### Short problem 1
In the R tutorial excerpt, what file appears in the specified folder after df.2 is saved?
### Short problem 2
List the qualitative variables in the hsb2 data that the R tutorial excerpt says have no labels.

### Excerpted passage
————
We can operate on x as follows:
df.2$x1 = df.2$x * 10
df.2$x2 = df.2$x * 100
df.2$x3 = df.2$x/10
df.2$x4 = sqrt(df.2$x)
df.2$x5 = df.2$x^(2)
df.2$x6 = df.2$x * 1.31
Note the various operators; we multiply via *
, divide via /
, take the square-root via sqrt()
, and so on.
We can save a data-set we have created quite easily (see below):
save(df.2, file = "~/Downloads/Archive/df2.RData")
Note the sequence. We specify the data set we want to save, here df.2
, and then the location and filename of the saved data: file=“~/Downloads/Archive/df2.RData”
. If you look at the folder specified in the command you will see a file called df2.RData.
Let us load some larger data-sets, perhaps the hsb2 data we used last semester.
hsb2 = read.table("http://www.ats.ucla.edu/stat/r/modules/hsb2.csv",
header = TRUE, sep = ",")
Note that there are no labels for the various qualitative variables (female, race, ses, schtyp, and prog) so we’ll have to create these.
hsb2$female = factor(hsb2$female, labels = c("Male", "Female"))
hsb2$race = factor(hsb2$race, labels = c("Hispanic", "Asian",
"African American", "White"))
hsb2$ses = factor(hsb2$ses, labels = c("Low", "Middle", "High"))
hsb2$schtyp = factor(hsb2$schtyp, labels = c("Public", "Private"))
hsb2$prog = factor(hsb2$prog, labels = c("General", "Academic",
"Vocational"))
Having added labels to the factors in hsb2 we can now save the data for later use.
save(hsb2, file = "~/Downloads/Archive/hsb2.RData")
————
### Given entries
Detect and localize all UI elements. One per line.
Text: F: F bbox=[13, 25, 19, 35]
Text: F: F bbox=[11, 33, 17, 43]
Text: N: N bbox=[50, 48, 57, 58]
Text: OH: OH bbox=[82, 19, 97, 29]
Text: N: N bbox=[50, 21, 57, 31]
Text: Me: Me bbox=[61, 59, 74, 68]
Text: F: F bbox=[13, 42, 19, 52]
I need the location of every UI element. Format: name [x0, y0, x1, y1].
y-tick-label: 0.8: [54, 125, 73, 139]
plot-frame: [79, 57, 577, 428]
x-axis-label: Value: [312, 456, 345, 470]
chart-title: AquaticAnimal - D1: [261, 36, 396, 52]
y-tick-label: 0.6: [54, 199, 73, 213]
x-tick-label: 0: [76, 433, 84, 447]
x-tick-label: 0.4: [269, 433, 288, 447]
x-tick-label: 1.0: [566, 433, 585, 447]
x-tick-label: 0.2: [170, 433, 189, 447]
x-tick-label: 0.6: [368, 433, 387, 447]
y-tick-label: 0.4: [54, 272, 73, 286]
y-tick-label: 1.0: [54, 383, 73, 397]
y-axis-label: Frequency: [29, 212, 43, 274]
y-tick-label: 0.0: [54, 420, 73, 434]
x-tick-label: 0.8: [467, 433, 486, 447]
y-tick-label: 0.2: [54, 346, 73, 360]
————
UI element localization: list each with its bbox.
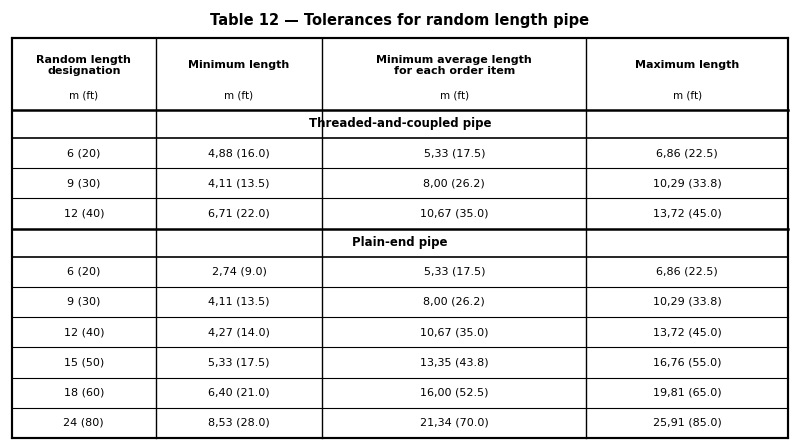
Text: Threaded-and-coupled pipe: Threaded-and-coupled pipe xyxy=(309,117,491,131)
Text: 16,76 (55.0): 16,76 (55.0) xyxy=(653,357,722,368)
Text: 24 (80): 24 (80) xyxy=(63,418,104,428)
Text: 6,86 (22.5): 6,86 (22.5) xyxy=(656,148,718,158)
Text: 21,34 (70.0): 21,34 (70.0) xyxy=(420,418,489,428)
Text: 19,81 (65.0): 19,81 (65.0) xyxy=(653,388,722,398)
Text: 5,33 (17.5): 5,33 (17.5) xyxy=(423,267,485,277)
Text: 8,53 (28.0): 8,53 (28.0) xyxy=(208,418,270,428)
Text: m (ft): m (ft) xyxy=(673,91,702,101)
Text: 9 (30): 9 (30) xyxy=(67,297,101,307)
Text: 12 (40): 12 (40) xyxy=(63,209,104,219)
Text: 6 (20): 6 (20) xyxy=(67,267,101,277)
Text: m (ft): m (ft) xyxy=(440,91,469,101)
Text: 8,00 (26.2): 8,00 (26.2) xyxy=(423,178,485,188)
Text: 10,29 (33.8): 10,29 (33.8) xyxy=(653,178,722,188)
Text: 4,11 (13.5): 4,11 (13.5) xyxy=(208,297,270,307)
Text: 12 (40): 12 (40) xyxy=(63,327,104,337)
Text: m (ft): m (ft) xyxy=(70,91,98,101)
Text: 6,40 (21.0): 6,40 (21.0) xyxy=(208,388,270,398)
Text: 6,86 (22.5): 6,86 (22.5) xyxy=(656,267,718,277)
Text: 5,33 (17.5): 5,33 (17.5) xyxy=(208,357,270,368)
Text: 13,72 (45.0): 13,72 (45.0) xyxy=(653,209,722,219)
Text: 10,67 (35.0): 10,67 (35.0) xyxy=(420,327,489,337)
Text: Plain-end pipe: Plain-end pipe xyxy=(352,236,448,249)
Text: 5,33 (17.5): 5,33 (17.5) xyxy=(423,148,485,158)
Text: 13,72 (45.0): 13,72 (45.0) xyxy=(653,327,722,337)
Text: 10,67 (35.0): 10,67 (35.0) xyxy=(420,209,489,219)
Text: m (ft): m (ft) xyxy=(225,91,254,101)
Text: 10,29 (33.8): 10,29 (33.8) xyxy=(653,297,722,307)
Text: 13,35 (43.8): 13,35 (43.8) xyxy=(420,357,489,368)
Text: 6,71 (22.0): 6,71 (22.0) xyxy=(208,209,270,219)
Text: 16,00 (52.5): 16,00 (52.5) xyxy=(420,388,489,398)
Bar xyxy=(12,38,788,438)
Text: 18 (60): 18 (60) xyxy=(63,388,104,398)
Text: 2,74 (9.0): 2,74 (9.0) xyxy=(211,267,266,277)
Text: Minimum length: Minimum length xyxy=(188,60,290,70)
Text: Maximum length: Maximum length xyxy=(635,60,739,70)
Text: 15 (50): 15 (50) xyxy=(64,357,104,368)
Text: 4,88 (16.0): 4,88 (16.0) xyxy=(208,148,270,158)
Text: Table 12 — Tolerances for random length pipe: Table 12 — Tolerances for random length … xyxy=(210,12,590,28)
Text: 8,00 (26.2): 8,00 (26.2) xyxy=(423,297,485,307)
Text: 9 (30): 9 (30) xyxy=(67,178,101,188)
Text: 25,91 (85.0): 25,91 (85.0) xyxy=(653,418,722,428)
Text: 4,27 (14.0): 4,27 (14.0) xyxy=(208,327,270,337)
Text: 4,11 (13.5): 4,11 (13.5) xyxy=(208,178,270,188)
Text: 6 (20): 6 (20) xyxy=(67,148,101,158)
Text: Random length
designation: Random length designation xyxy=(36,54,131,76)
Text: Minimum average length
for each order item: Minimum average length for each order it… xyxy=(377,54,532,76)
————
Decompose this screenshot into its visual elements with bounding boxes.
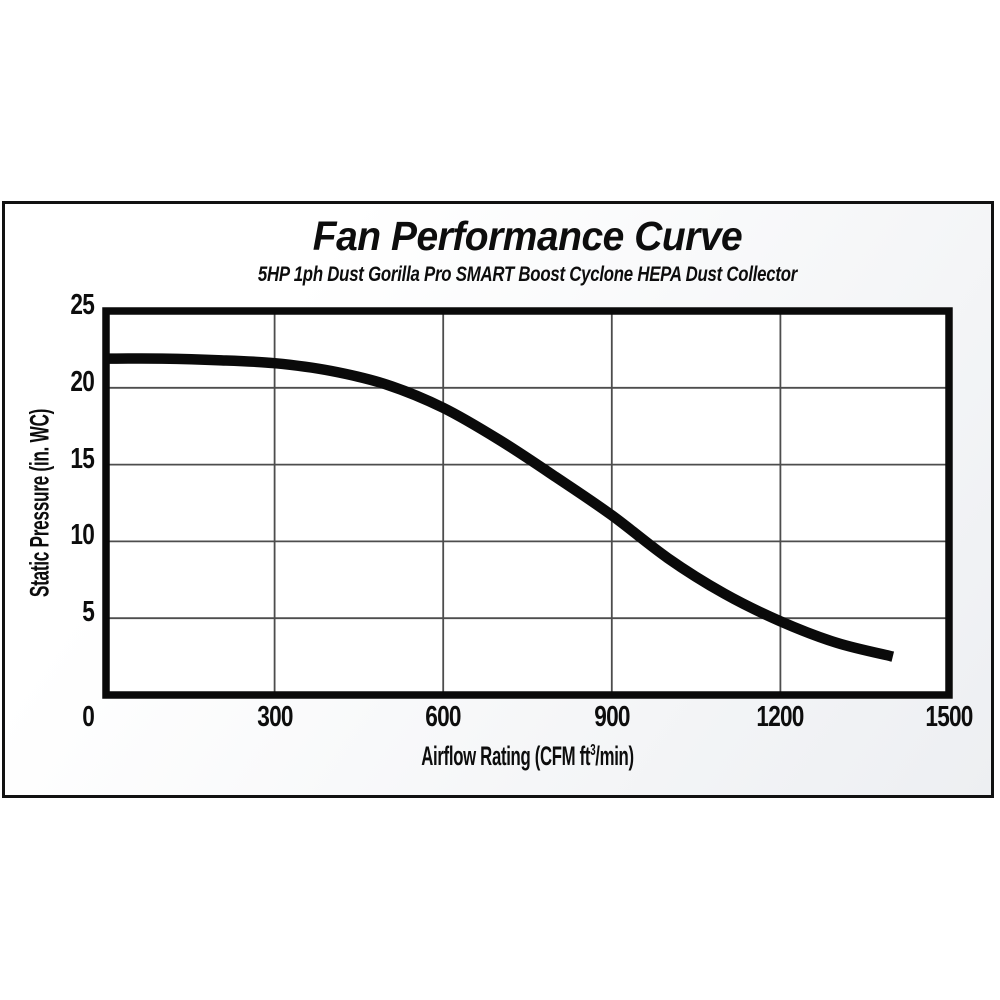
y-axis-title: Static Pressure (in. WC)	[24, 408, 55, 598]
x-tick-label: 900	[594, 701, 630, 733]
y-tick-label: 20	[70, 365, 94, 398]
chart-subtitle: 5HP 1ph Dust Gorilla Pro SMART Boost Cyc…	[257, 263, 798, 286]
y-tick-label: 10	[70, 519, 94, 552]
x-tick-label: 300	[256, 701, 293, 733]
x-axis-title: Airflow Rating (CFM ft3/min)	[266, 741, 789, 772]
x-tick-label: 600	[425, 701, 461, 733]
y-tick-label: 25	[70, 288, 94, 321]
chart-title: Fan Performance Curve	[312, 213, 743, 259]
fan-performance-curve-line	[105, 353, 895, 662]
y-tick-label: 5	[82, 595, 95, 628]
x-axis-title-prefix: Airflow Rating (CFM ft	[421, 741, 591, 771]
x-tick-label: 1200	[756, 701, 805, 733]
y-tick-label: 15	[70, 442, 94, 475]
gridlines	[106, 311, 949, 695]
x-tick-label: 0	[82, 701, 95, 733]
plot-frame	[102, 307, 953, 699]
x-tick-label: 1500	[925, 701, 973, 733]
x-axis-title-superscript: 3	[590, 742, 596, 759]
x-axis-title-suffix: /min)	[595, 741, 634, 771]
————
### Problem solution 1
A file called df2.RData.

### Problem solution 2
female, race, ses, schtyp, prog